§ Direction
Reproduce each line of the material exactly, minus any picture.

----

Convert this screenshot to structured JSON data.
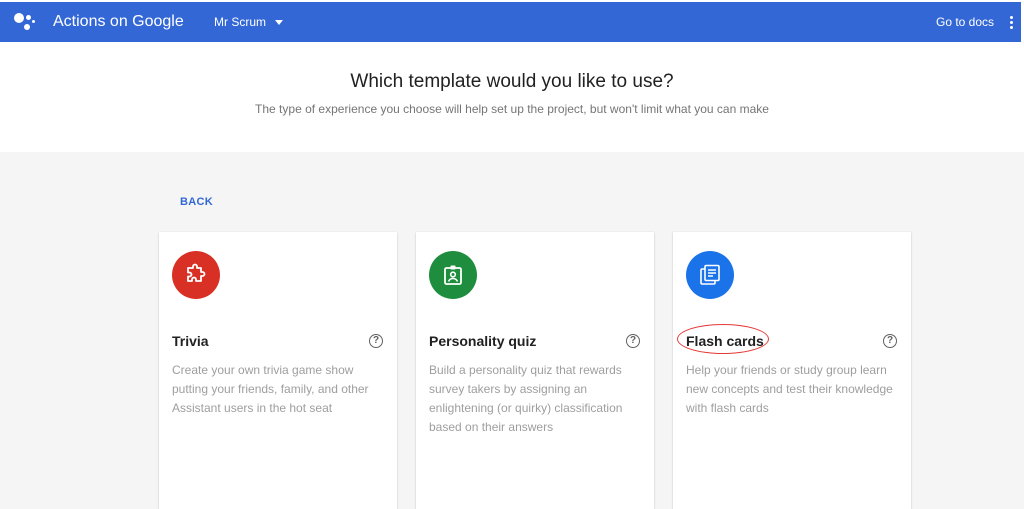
{
  "topbar": {
    "app_title": "Actions on Google",
    "project_name": "Mr Scrum",
    "docs_link": "Go to docs",
    "bg_color": "#3367d6"
  },
  "header": {
    "title": "Which template would you like to use?",
    "subtitle": "The type of experience you choose will help set up the project, but won't limit what you can make"
  },
  "back_label": "BACK",
  "cards": [
    {
      "title": "Trivia",
      "description": "Create your own trivia game show putting your friends, family, and other Assistant users in the hot seat",
      "icon": "puzzle-icon",
      "icon_color": "#d93025"
    },
    {
      "title": "Personality quiz",
      "description": "Build a personality quiz that rewards survey takers by assigning an enlightening (or quirky) classification based on their answers",
      "icon": "id-badge-icon",
      "icon_color": "#1e8e3e"
    },
    {
      "title": "Flash cards",
      "description": "Help your friends or study group learn new concepts and test their knowledge with flash cards",
      "icon": "cards-icon",
      "icon_color": "#1a73e8",
      "annotated": true
    }
  ]
}
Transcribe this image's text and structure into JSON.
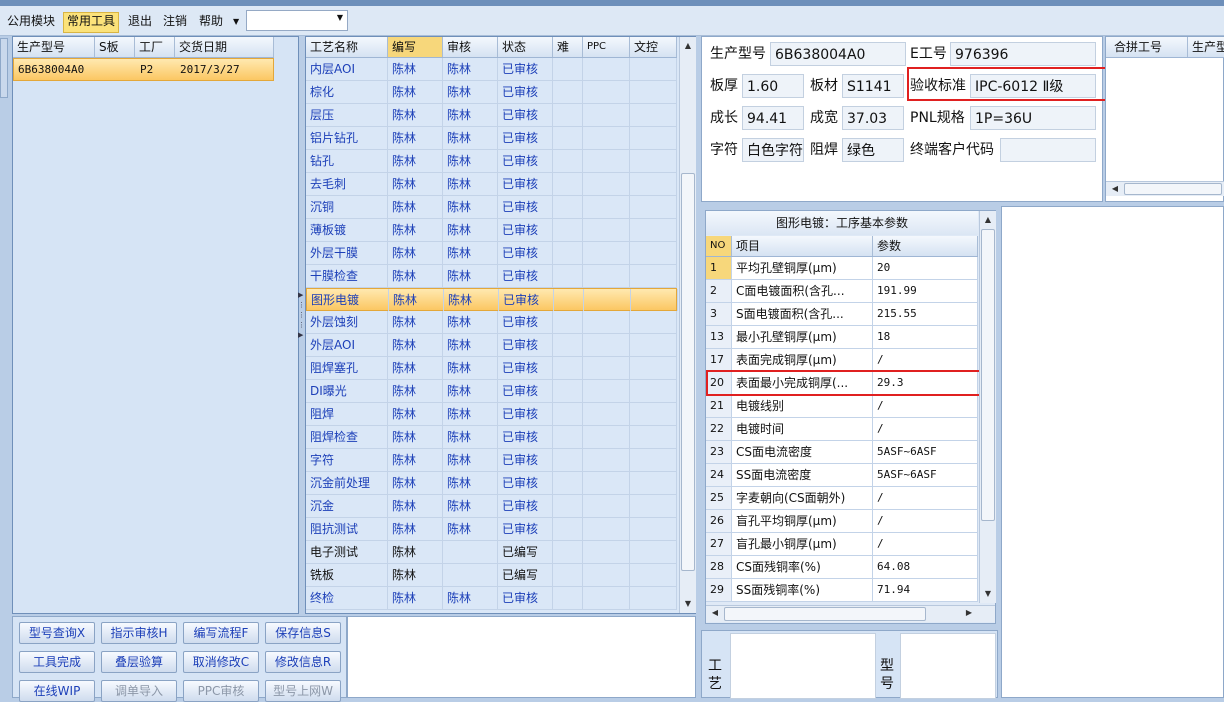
{
  "menu": {
    "items": [
      "公用模块",
      "常用工具",
      "退出",
      "注销",
      "帮助"
    ],
    "active_index": 1
  },
  "orders": {
    "columns": [
      "生产型号",
      "S板",
      "工厂",
      "交货日期"
    ],
    "rows": [
      {
        "model": "6B638004A0",
        "s_board": "",
        "factory": "P2",
        "delivery_date": "2017/3/27"
      }
    ]
  },
  "process": {
    "columns": [
      "工艺名称",
      "编写",
      "审核",
      "状态",
      "难",
      "PPC",
      "文控"
    ],
    "selected_index": 10,
    "rows": [
      {
        "name": "内层AOI",
        "writer": "陈林",
        "reviewer": "陈林",
        "status": "已审核"
      },
      {
        "name": "棕化",
        "writer": "陈林",
        "reviewer": "陈林",
        "status": "已审核"
      },
      {
        "name": "层压",
        "writer": "陈林",
        "reviewer": "陈林",
        "status": "已审核"
      },
      {
        "name": "铝片钻孔",
        "writer": "陈林",
        "reviewer": "陈林",
        "status": "已审核"
      },
      {
        "name": "钻孔",
        "writer": "陈林",
        "reviewer": "陈林",
        "status": "已审核"
      },
      {
        "name": "去毛刺",
        "writer": "陈林",
        "reviewer": "陈林",
        "status": "已审核"
      },
      {
        "name": "沉铜",
        "writer": "陈林",
        "reviewer": "陈林",
        "status": "已审核"
      },
      {
        "name": "薄板镀",
        "writer": "陈林",
        "reviewer": "陈林",
        "status": "已审核"
      },
      {
        "name": "外层干膜",
        "writer": "陈林",
        "reviewer": "陈林",
        "status": "已审核"
      },
      {
        "name": "干膜检查",
        "writer": "陈林",
        "reviewer": "陈林",
        "status": "已审核"
      },
      {
        "name": "图形电镀",
        "writer": "陈林",
        "reviewer": "陈林",
        "status": "已审核"
      },
      {
        "name": "外层蚀刻",
        "writer": "陈林",
        "reviewer": "陈林",
        "status": "已审核"
      },
      {
        "name": "外层AOI",
        "writer": "陈林",
        "reviewer": "陈林",
        "status": "已审核"
      },
      {
        "name": "阻焊塞孔",
        "writer": "陈林",
        "reviewer": "陈林",
        "status": "已审核"
      },
      {
        "name": "DI曝光",
        "writer": "陈林",
        "reviewer": "陈林",
        "status": "已审核"
      },
      {
        "name": "阻焊",
        "writer": "陈林",
        "reviewer": "陈林",
        "status": "已审核"
      },
      {
        "name": "阻焊检查",
        "writer": "陈林",
        "reviewer": "陈林",
        "status": "已审核"
      },
      {
        "name": "字符",
        "writer": "陈林",
        "reviewer": "陈林",
        "status": "已审核"
      },
      {
        "name": "沉金前处理",
        "writer": "陈林",
        "reviewer": "陈林",
        "status": "已审核"
      },
      {
        "name": "沉金",
        "writer": "陈林",
        "reviewer": "陈林",
        "status": "已审核"
      },
      {
        "name": "阻抗测试",
        "writer": "陈林",
        "reviewer": "陈林",
        "status": "已审核"
      },
      {
        "name": "电子测试",
        "writer": "陈林",
        "reviewer": "",
        "status": "已编写"
      },
      {
        "name": "铣板",
        "writer": "陈林",
        "reviewer": "",
        "status": "已编写"
      },
      {
        "name": "终检",
        "writer": "陈林",
        "reviewer": "陈林",
        "status": "已审核"
      }
    ]
  },
  "buttons": {
    "rows": [
      [
        "型号查询X",
        "指示审核H",
        "编写流程F",
        "保存信息S"
      ],
      [
        "工具完成",
        "叠层验算",
        "取消修改C",
        "修改信息R"
      ],
      [
        "在线WIP",
        "调单导入",
        "PPC审核",
        "型号上网W"
      ]
    ],
    "disabled": [
      "调单导入",
      "PPC审核",
      "型号上网W"
    ]
  },
  "info": {
    "model_label": "生产型号",
    "model_value": "6B638004A0",
    "e_label": "E工号",
    "e_value": "976396",
    "thickness_label": "板厚",
    "thickness_value": "1.60",
    "material_label": "板材",
    "material_value": "S1141",
    "standard_label": "验收标准",
    "standard_value": "IPC-6012 Ⅱ级",
    "length_label": "成长",
    "length_value": "94.41",
    "width_label": "成宽",
    "width_value": "37.03",
    "pnl_label": "PNL规格",
    "pnl_value": "1P=36U",
    "char_label": "字符",
    "char_value": "白色字符",
    "mask_label": "阻焊",
    "mask_value": "绿色",
    "customer_label": "终端客户代码",
    "customer_value": ""
  },
  "merge": {
    "columns": [
      "合拼工号",
      "生产型"
    ]
  },
  "params": {
    "title": "图形电镀：工序基本参数",
    "columns": [
      "NO",
      "项目",
      "参数"
    ],
    "rows": [
      {
        "no": "1",
        "item": "平均孔壁铜厚(μm)",
        "value": "20"
      },
      {
        "no": "2",
        "item": "C面电镀面积(含孔...",
        "value": "191.99"
      },
      {
        "no": "3",
        "item": "S面电镀面积(含孔...",
        "value": "215.55"
      },
      {
        "no": "13",
        "item": "最小孔壁铜厚(μm)",
        "value": "18"
      },
      {
        "no": "17",
        "item": "表面完成铜厚(μm)",
        "value": "/"
      },
      {
        "no": "20",
        "item": "表面最小完成铜厚(...",
        "value": "29.3"
      },
      {
        "no": "21",
        "item": "电镀线别",
        "value": "/"
      },
      {
        "no": "22",
        "item": "电镀时间",
        "value": "/"
      },
      {
        "no": "23",
        "item": "CS面电流密度",
        "value": "5ASF~6ASF"
      },
      {
        "no": "24",
        "item": "SS面电流密度",
        "value": "5ASF~6ASF"
      },
      {
        "no": "25",
        "item": "字麦朝向(CS面朝外)",
        "value": "/"
      },
      {
        "no": "26",
        "item": "盲孔平均铜厚(μm)",
        "value": "/"
      },
      {
        "no": "27",
        "item": "盲孔最小铜厚(μm)",
        "value": "/"
      },
      {
        "no": "28",
        "item": "CS面残铜率(%)",
        "value": "64.08"
      },
      {
        "no": "29",
        "item": "SS面残铜率(%)",
        "value": "71.94"
      }
    ]
  },
  "bottom_tabs": {
    "process_label": "工艺",
    "model_label": "型号"
  },
  "colors": {
    "selection": "#fbc763",
    "highlight_box": "#e02020",
    "link_text": "#1c3fb8",
    "panel_bg": "#d6e4f5"
  }
}
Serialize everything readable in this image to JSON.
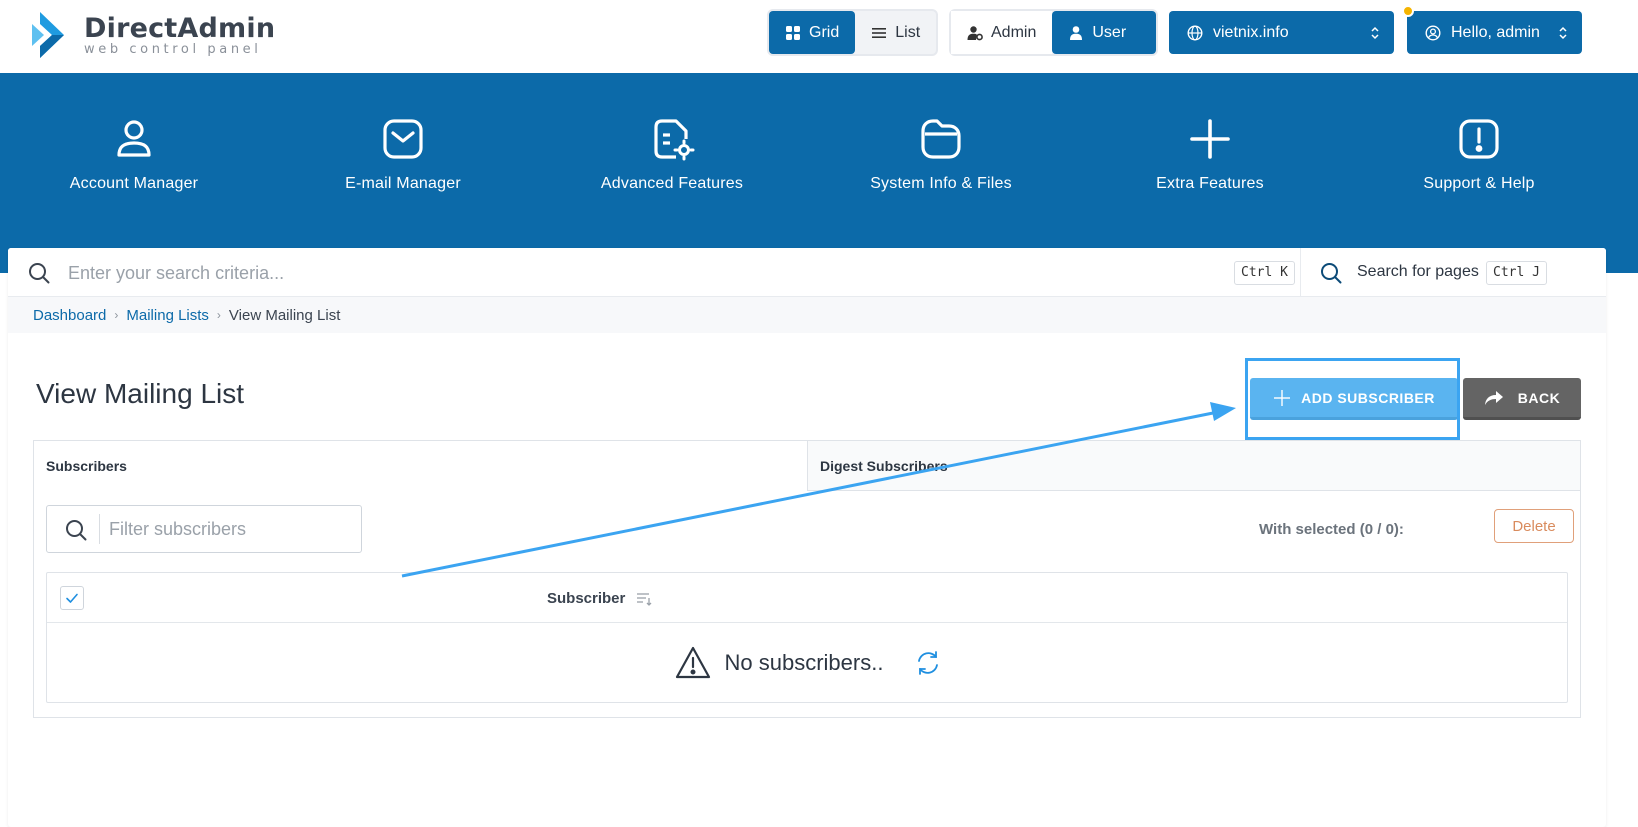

----

§ Answer to the problem
Convert this screenshot to structured JSON data.
{
  "topbar": {
    "app_title": "Actions on Google",
    "project_name": "Mr Scrum",
    "docs_link": "Go to docs",
    "bg_color": "#3367d6"
  },
  "header": {
    "title": "Which template would you like to use?",
    "subtitle": "The type of experience you choose will help set up the project, but won't limit what you can make"
  },
  "back_label": "BACK",
  "cards": [
    {
      "title": "Trivia",
      "description": "Create your own trivia game show putting your friends, family, and other Assistant users in the hot seat",
      "icon": "puzzle-icon",
      "icon_color": "#d93025"
    },
    {
      "title": "Personality quiz",
      "description": "Build a personality quiz that rewards survey takers by assigning an enlightening (or quirky) classification based on their answers",
      "icon": "id-badge-icon",
      "icon_color": "#1e8e3e"
    },
    {
      "title": "Flash cards",
      "description": "Help your friends or study group learn new concepts and test their knowledge with flash cards",
      "icon": "cards-icon",
      "icon_color": "#1a73e8",
      "annotated": true
    }
  ]
}
Transcribe this image's text and structure into JSON.
{
  "menu": {
    "items": [
      "公用模块",
      "常用工具",
      "退出",
      "注销",
      "帮助"
    ],
    "active_index": 1
  },
  "orders": {
    "columns": [
      "生产型号",
      "S板",
      "工厂",
      "交货日期"
    ],
    "rows": [
      {
        "model": "6B638004A0",
        "s_board": "",
        "factory": "P2",
        "delivery_date": "2017/3/27"
      }
    ]
  },
  "process": {
    "columns": [
      "工艺名称",
      "编写",
      "审核",
      "状态",
      "难",
      "PPC",
      "文控"
    ],
    "selected_index": 10,
    "rows": [
      {
        "name": "内层AOI",
        "writer": "陈林",
        "reviewer": "陈林",
        "status": "已审核"
      },
      {
        "name": "棕化",
        "writer": "陈林",
        "reviewer": "陈林",
        "status": "已审核"
      },
      {
        "name": "层压",
        "writer": "陈林",
        "reviewer": "陈林",
        "status": "已审核"
      },
      {
        "name": "铝片钻孔",
        "writer": "陈林",
        "reviewer": "陈林",
        "status": "已审核"
      },
      {
        "name": "钻孔",
        "writer": "陈林",
        "reviewer": "陈林",
        "status": "已审核"
      },
      {
        "name": "去毛刺",
        "writer": "陈林",
        "reviewer": "陈林",
        "status": "已审核"
      },
      {
        "name": "沉铜",
        "writer": "陈林",
        "reviewer": "陈林",
        "status": "已审核"
      },
      {
        "name": "薄板镀",
        "writer": "陈林",
        "reviewer": "陈林",
        "status": "已审核"
      },
      {
        "name": "外层干膜",
        "writer": "陈林",
        "reviewer": "陈林",
        "status": "已审核"
      },
      {
        "name": "干膜检查",
        "writer": "陈林",
        "reviewer": "陈林",
        "status": "已审核"
      },
      {
        "name": "图形电镀",
        "writer": "陈林",
        "reviewer": "陈林",
        "status": "已审核"
      },
      {
        "name": "外层蚀刻",
        "writer": "陈林",
        "reviewer": "陈林",
        "status": "已审核"
      },
      {
        "name": "外层AOI",
        "writer": "陈林",
        "reviewer": "陈林",
        "status": "已审核"
      },
      {
        "name": "阻焊塞孔",
        "writer": "陈林",
        "reviewer": "陈林",
        "status": "已审核"
      },
      {
        "name": "DI曝光",
        "writer": "陈林",
        "reviewer": "陈林",
        "status": "已审核"
      },
      {
        "name": "阻焊",
        "writer": "陈林",
        "reviewer": "陈林",
        "status": "已审核"
      },
      {
        "name": "阻焊检查",
        "writer": "陈林",
        "reviewer": "陈林",
        "status": "已审核"
      },
      {
        "name": "字符",
        "writer": "陈林",
        "reviewer": "陈林",
        "status": "已审核"
      },
      {
        "name": "沉金前处理",
        "writer": "陈林",
        "reviewer": "陈林",
        "status": "已审核"
      },
      {
        "name": "沉金",
        "writer": "陈林",
        "reviewer": "陈林",
        "status": "已审核"
      },
      {
        "name": "阻抗测试",
        "writer": "陈林",
        "reviewer": "陈林",
        "status": "已审核"
      },
      {
        "name": "电子测试",
        "writer": "陈林",
        "reviewer": "",
        "status": "已编写"
      },
      {
        "name": "铣板",
        "writer": "陈林",
        "reviewer": "",
        "status": "已编写"
      },
      {
        "name": "终检",
        "writer": "陈林",
        "reviewer": "陈林",
        "status": "已审核"
      }
    ]
  },
  "buttons": {
    "rows": [
      [
        "型号查询X",
        "指示审核H",
        "编写流程F",
        "保存信息S"
      ],
      [
        "工具完成",
        "叠层验算",
        "取消修改C",
        "修改信息R"
      ],
      [
        "在线WIP",
        "调单导入",
        "PPC审核",
        "型号上网W"
      ]
    ],
    "disabled": [
      "调单导入",
      "PPC审核",
      "型号上网W"
    ]
  },
  "info": {
    "model_label": "生产型号",
    "model_value": "6B638004A0",
    "e_label": "E工号",
    "e_value": "976396",
    "thickness_label": "板厚",
    "thickness_value": "1.60",
    "material_label": "板材",
    "material_value": "S1141",
    "standard_label": "验收标准",
    "standard_value": "IPC-6012 Ⅱ级",
    "length_label": "成长",
    "length_value": "94.41",
    "width_label": "成宽",
    "width_value": "37.03",
    "pnl_label": "PNL规格",
    "pnl_value": "1P=36U",
    "char_label": "字符",
    "char_value": "白色字符",
    "mask_label": "阻焊",
    "mask_value": "绿色",
    "customer_label": "终端客户代码",
    "customer_value": ""
  },
  "merge": {
    "columns": [
      "合拼工号",
      "生产型"
    ]
  },
  "params": {
    "title": "图形电镀：工序基本参数",
    "columns": [
      "NO",
      "项目",
      "参数"
    ],
    "rows": [
      {
        "no": "1",
        "item": "平均孔壁铜厚(μm)",
        "value": "20"
      },
      {
        "no": "2",
        "item": "C面电镀面积(含孔...",
        "value": "191.99"
      },
      {
        "no": "3",
        "item": "S面电镀面积(含孔...",
        "value": "215.55"
      },
      {
        "no": "13",
        "item": "最小孔壁铜厚(μm)",
        "value": "18"
      },
      {
        "no": "17",
        "item": "表面完成铜厚(μm)",
        "value": "/"
      },
      {
        "no": "20",
        "item": "表面最小完成铜厚(...",
        "value": "29.3"
      },
      {
        "no": "21",
        "item": "电镀线别",
        "value": "/"
      },
      {
        "no": "22",
        "item": "电镀时间",
        "value": "/"
      },
      {
        "no": "23",
        "item": "CS面电流密度",
        "value": "5ASF~6ASF"
      },
      {
        "no": "24",
        "item": "SS面电流密度",
        "value": "5ASF~6ASF"
      },
      {
        "no": "25",
        "item": "字麦朝向(CS面朝外)",
        "value": "/"
      },
      {
        "no": "26",
        "item": "盲孔平均铜厚(μm)",
        "value": "/"
      },
      {
        "no": "27",
        "item": "盲孔最小铜厚(μm)",
        "value": "/"
      },
      {
        "no": "28",
        "item": "CS面残铜率(%)",
        "value": "64.08"
      },
      {
        "no": "29",
        "item": "SS面残铜率(%)",
        "value": "71.94"
      }
    ]
  },
  "bottom_tabs": {
    "process_label": "工艺",
    "model_label": "型号"
  },
  "colors": {
    "selection": "#fbc763",
    "highlight_box": "#e02020",
    "link_text": "#1c3fb8",
    "panel_bg": "#d6e4f5"
  }
}
Serialize everything readable in this image to JSON.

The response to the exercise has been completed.